Records from a dataset:
┄┄┄┄┄┄
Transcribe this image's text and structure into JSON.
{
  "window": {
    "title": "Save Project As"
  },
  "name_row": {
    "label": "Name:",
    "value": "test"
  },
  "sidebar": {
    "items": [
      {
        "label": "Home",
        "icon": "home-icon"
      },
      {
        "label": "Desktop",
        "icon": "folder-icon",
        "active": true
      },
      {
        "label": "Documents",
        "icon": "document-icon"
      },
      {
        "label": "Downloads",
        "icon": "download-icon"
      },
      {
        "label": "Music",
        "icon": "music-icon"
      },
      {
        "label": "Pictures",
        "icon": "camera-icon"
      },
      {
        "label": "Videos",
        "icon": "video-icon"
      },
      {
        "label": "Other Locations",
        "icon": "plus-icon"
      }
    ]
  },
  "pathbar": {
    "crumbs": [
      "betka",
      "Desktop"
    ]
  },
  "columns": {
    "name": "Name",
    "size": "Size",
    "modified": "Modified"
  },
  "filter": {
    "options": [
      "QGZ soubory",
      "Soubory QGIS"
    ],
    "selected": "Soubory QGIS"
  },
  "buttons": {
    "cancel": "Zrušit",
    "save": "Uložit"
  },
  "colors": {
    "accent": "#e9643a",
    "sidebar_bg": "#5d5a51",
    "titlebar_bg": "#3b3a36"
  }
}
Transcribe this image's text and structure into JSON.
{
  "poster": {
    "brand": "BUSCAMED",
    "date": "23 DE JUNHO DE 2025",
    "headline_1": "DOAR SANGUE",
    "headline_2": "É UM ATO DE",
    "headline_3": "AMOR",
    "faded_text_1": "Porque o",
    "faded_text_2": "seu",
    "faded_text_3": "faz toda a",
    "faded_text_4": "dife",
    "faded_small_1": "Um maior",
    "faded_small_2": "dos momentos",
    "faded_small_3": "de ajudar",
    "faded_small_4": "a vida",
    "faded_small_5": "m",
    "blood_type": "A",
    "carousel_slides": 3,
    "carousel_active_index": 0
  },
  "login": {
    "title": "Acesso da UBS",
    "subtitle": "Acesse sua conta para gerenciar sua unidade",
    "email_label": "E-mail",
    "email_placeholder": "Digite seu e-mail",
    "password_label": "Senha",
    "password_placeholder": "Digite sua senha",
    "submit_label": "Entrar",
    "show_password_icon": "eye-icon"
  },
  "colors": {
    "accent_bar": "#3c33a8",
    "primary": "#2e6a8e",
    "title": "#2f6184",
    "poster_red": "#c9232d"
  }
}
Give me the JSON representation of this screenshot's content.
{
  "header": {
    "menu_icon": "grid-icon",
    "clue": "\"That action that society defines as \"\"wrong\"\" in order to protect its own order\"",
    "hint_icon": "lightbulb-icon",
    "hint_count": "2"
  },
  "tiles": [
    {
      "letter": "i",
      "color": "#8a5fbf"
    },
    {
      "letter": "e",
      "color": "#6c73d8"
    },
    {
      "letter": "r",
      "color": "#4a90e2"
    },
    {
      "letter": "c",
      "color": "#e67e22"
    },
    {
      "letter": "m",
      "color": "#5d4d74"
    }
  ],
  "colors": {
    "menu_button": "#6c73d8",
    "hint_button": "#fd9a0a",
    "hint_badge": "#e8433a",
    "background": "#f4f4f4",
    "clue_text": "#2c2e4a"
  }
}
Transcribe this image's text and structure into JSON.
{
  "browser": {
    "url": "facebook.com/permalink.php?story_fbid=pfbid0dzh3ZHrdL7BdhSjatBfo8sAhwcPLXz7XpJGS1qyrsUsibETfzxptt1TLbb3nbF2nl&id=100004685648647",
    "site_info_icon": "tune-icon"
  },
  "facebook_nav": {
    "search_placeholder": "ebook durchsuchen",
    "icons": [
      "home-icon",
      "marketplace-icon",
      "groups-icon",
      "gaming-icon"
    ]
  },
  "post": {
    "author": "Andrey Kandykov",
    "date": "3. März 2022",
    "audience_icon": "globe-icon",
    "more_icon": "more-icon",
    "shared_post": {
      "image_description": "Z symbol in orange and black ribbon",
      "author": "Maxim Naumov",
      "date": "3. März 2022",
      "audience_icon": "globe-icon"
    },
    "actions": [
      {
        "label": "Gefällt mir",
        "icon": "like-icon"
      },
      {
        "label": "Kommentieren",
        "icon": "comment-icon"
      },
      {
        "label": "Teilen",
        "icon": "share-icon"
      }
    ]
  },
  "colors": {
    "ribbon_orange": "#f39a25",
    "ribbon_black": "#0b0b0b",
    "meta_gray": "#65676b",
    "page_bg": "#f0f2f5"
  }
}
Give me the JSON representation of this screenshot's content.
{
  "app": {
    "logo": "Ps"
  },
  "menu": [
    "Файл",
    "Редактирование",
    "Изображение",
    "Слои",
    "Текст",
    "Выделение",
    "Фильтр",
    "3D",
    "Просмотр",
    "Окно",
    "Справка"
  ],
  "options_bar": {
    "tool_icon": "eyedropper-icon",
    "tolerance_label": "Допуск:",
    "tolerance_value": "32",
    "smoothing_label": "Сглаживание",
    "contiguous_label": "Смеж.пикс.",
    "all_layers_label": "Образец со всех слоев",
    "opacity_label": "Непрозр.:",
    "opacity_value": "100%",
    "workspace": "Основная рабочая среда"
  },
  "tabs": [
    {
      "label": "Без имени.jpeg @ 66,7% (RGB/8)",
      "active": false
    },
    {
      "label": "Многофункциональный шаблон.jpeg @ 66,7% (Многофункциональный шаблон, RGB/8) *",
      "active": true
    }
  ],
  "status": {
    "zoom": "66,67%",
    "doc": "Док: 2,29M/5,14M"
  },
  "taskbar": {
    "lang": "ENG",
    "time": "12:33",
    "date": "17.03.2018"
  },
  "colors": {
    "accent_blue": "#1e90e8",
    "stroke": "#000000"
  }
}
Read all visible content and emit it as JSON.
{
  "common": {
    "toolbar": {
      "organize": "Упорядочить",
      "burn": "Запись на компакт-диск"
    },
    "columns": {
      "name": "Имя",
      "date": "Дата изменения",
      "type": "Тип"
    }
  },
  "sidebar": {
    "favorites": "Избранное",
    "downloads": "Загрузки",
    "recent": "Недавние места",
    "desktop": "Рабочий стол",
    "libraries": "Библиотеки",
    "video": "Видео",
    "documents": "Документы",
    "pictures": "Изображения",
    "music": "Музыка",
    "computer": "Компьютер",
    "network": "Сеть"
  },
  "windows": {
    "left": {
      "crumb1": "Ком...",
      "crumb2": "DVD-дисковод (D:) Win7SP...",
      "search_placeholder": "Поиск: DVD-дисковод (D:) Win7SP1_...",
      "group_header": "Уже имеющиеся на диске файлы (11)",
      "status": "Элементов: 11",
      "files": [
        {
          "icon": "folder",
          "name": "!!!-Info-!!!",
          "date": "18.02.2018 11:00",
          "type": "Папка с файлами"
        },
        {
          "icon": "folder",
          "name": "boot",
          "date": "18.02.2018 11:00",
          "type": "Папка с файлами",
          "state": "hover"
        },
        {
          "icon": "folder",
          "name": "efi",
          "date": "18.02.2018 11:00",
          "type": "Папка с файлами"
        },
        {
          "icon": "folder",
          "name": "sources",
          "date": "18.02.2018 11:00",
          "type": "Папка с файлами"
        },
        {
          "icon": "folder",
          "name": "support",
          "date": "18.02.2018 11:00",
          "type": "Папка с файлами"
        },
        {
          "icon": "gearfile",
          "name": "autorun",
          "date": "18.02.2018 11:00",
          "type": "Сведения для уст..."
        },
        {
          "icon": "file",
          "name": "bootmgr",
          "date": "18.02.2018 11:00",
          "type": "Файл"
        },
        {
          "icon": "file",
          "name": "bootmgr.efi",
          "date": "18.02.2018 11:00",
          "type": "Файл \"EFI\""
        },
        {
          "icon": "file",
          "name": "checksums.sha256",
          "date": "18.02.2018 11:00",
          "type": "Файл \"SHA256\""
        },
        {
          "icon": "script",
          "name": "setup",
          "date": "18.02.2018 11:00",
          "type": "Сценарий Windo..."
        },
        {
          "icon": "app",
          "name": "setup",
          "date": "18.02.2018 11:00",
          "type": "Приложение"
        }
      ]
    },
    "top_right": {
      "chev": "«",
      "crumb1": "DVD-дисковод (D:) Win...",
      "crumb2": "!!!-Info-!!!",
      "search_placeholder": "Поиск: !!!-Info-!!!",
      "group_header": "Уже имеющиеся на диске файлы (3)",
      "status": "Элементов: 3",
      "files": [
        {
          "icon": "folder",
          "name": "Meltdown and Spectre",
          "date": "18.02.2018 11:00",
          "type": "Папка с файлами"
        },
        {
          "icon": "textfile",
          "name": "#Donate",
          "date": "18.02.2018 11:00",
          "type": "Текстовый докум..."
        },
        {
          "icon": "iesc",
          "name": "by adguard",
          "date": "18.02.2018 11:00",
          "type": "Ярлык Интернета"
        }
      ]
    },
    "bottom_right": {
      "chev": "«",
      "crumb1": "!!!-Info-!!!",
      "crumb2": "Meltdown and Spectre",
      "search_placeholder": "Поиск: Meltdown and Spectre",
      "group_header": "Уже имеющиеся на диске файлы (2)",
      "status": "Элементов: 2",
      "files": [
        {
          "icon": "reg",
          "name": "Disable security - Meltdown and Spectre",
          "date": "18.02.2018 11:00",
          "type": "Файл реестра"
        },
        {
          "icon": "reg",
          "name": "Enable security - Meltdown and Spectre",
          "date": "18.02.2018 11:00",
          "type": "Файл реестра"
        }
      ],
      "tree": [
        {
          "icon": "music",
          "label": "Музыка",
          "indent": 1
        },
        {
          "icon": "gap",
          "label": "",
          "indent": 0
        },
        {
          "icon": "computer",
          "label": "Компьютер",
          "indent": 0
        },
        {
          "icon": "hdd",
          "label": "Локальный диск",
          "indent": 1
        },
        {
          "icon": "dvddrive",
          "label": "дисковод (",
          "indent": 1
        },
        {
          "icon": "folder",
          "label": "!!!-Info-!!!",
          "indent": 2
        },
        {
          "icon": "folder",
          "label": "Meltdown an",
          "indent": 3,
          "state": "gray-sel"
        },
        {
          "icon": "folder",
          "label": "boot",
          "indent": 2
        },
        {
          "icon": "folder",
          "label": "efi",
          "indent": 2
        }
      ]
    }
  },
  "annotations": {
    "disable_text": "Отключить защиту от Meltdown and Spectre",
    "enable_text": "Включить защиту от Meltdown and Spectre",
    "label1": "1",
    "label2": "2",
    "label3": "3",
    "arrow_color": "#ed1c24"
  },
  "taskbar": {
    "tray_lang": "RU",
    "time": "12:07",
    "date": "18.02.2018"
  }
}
┄┄┄┄┄┄
* [Direction] Search the entries for "дисковод" and copy out each line that has it.

* [The completed task]
      "crumb2": "DVD-дисковод (D:) Win7SP...",
      "search_placeholder": "Поиск: DVD-дисковод (D:) Win7SP1_...",
      "crumb1": "DVD-дисковод (D:) Win...",
          "label": "дисковод (",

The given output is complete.